═════ Task material ═════

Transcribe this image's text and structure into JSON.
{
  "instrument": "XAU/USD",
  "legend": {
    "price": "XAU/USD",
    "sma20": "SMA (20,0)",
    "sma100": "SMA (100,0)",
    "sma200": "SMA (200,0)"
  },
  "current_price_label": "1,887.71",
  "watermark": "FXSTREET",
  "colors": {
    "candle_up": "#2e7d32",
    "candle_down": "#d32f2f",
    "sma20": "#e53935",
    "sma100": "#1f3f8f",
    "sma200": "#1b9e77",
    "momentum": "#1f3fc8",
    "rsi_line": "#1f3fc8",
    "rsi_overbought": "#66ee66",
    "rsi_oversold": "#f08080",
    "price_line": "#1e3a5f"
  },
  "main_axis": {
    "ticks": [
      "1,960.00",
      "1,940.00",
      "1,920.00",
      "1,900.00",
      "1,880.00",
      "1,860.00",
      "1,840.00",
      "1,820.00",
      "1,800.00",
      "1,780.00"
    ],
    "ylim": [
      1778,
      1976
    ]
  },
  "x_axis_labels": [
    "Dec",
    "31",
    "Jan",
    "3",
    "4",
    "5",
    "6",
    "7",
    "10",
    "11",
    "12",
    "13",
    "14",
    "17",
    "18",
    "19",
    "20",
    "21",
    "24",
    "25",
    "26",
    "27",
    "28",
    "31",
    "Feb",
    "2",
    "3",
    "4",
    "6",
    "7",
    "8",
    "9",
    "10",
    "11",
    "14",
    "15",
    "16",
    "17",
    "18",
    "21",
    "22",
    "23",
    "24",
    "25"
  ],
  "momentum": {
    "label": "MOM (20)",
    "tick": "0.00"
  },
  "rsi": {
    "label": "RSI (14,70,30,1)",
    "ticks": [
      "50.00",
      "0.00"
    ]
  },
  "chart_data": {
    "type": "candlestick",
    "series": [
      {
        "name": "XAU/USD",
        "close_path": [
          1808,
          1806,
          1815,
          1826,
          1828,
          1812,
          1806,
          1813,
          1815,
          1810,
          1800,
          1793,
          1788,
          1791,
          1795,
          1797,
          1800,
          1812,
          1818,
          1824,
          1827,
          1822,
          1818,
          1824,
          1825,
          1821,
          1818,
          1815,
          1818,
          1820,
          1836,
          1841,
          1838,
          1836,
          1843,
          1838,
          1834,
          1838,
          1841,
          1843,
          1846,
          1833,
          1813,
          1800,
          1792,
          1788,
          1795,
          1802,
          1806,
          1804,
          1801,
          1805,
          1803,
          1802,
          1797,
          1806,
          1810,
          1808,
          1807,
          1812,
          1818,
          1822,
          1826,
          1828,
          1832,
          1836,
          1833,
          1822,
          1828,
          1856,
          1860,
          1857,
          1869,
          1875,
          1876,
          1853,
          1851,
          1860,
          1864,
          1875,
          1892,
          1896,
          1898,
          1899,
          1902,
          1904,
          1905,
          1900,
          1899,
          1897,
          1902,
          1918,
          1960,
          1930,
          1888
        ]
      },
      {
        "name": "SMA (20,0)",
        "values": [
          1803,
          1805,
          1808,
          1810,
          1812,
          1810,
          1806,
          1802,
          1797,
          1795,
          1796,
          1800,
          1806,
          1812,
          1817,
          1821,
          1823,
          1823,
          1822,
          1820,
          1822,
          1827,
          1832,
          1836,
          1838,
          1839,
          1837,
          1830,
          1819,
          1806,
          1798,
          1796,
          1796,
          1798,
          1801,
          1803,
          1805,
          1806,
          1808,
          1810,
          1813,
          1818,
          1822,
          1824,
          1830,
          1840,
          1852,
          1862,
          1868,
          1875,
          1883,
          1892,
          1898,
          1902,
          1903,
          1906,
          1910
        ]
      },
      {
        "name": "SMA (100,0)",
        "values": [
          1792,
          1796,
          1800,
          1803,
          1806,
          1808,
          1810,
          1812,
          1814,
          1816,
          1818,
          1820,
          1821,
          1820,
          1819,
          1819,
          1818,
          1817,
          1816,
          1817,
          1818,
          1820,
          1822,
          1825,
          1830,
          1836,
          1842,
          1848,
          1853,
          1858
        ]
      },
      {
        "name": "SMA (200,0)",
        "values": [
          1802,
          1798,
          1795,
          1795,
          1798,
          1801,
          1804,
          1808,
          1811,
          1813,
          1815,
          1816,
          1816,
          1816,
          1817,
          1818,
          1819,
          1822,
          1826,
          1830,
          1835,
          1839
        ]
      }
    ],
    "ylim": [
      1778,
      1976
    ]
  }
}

═════

Goal —
Retype all of the material, keeping each line exact.

Response below —
Transcribe this image's text and structure into JSON.
{
  "instrument": "XAU/USD",
  "legend": {
    "price": "XAU/USD",
    "sma20": "SMA (20,0)",
    "sma100": "SMA (100,0)",
    "sma200": "SMA (200,0)"
  },
  "current_price_label": "1,887.71",
  "watermark": "FXSTREET",
  "colors": {
    "candle_up": "#2e7d32",
    "candle_down": "#d32f2f",
    "sma20": "#e53935",
    "sma100": "#1f3f8f",
    "sma200": "#1b9e77",
    "momentum": "#1f3fc8",
    "rsi_line": "#1f3fc8",
    "rsi_overbought": "#66ee66",
    "rsi_oversold": "#f08080",
    "price_line": "#1e3a5f"
  },
  "main_axis": {
    "ticks": [
      "1,960.00",
      "1,940.00",
      "1,920.00",
      "1,900.00",
      "1,880.00",
      "1,860.00",
      "1,840.00",
      "1,820.00",
      "1,800.00",
      "1,780.00"
    ],
    "ylim": [
      1778,
      1976
    ]
  },
  "x_axis_labels": [
    "Dec",
    "31",
    "Jan",
    "3",
    "4",
    "5",
    "6",
    "7",
    "10",
    "11",
    "12",
    "13",
    "14",
    "17",
    "18",
    "19",
    "20",
    "21",
    "24",
    "25",
    "26",
    "27",
    "28",
    "31",
    "Feb",
    "2",
    "3",
    "4",
    "6",
    "7",
    "8",
    "9",
    "10",
    "11",
    "14",
    "15",
    "16",
    "17",
    "18",
    "21",
    "22",
    "23",
    "24",
    "25"
  ],
  "momentum": {
    "label": "MOM (20)",
    "tick": "0.00"
  },
  "rsi": {
    "label": "RSI (14,70,30,1)",
    "ticks": [
      "50.00",
      "0.00"
    ]
  },
  "chart_data": {
    "type": "candlestick",
    "series": [
      {
        "name": "XAU/USD",
        "close_path": [
          1808,
          1806,
          1815,
          1826,
          1828,
          1812,
          1806,
          1813,
          1815,
          1810,
          1800,
          1793,
          1788,
          1791,
          1795,
          1797,
          1800,
          1812,
          1818,
          1824,
          1827,
          1822,
          1818,
          1824,
          1825,
          1821,
          1818,
          1815,
          1818,
          1820,
          1836,
          1841,
          1838,
          1836,
          1843,
          1838,
          1834,
          1838,
          1841,
          1843,
          1846,
          1833,
          1813,
          1800,
          1792,
          1788,
          1795,
          1802,
          1806,
          1804,
          1801,
          1805,
          1803,
          1802,
          1797,
          1806,
          1810,
          1808,
          1807,
          1812,
          1818,
          1822,
          1826,
          1828,
          1832,
          1836,
          1833,
          1822,
          1828,
          1856,
          1860,
          1857,
          1869,
          1875,
          1876,
          1853,
          1851,
          1860,
          1864,
          1875,
          1892,
          1896,
          1898,
          1899,
          1902,
          1904,
          1905,
          1900,
          1899,
          1897,
          1902,
          1918,
          1960,
          1930,
          1888
        ]
      },
      {
        "name": "SMA (20,0)",
        "values": [
          1803,
          1805,
          1808,
          1810,
          1812,
          1810,
          1806,
          1802,
          1797,
          1795,
          1796,
          1800,
          1806,
          1812,
          1817,
          1821,
          1823,
          1823,
          1822,
          1820,
          1822,
          1827,
          1832,
          1836,
          1838,
          1839,
          1837,
          1830,
          1819,
          1806,
          1798,
          1796,
          1796,
          1798,
          1801,
          1803,
          1805,
          1806,
          1808,
          1810,
          1813,
          1818,
          1822,
          1824,
          1830,
          1840,
          1852,
          1862,
          1868,
          1875,
          1883,
          1892,
          1898,
          1902,
          1903,
          1906,
          1910
        ]
      },
      {
        "name": "SMA (100,0)",
        "values": [
          1792,
          1796,
          1800,
          1803,
          1806,
          1808,
          1810,
          1812,
          1814,
          1816,
          1818,
          1820,
          1821,
          1820,
          1819,
          1819,
          1818,
          1817,
          1816,
          1817,
          1818,
          1820,
          1822,
          1825,
          1830,
          1836,
          1842,
          1848,
          1853,
          1858
        ]
      },
      {
        "name": "SMA (200,0)",
        "values": [
          1802,
          1798,
          1795,
          1795,
          1798,
          1801,
          1804,
          1808,
          1811,
          1813,
          1815,
          1816,
          1816,
          1816,
          1817,
          1818,
          1819,
          1822,
          1826,
          1830,
          1835,
          1839
        ]
      }
    ],
    "ylim": [
      1778,
      1976
    ]
  }
}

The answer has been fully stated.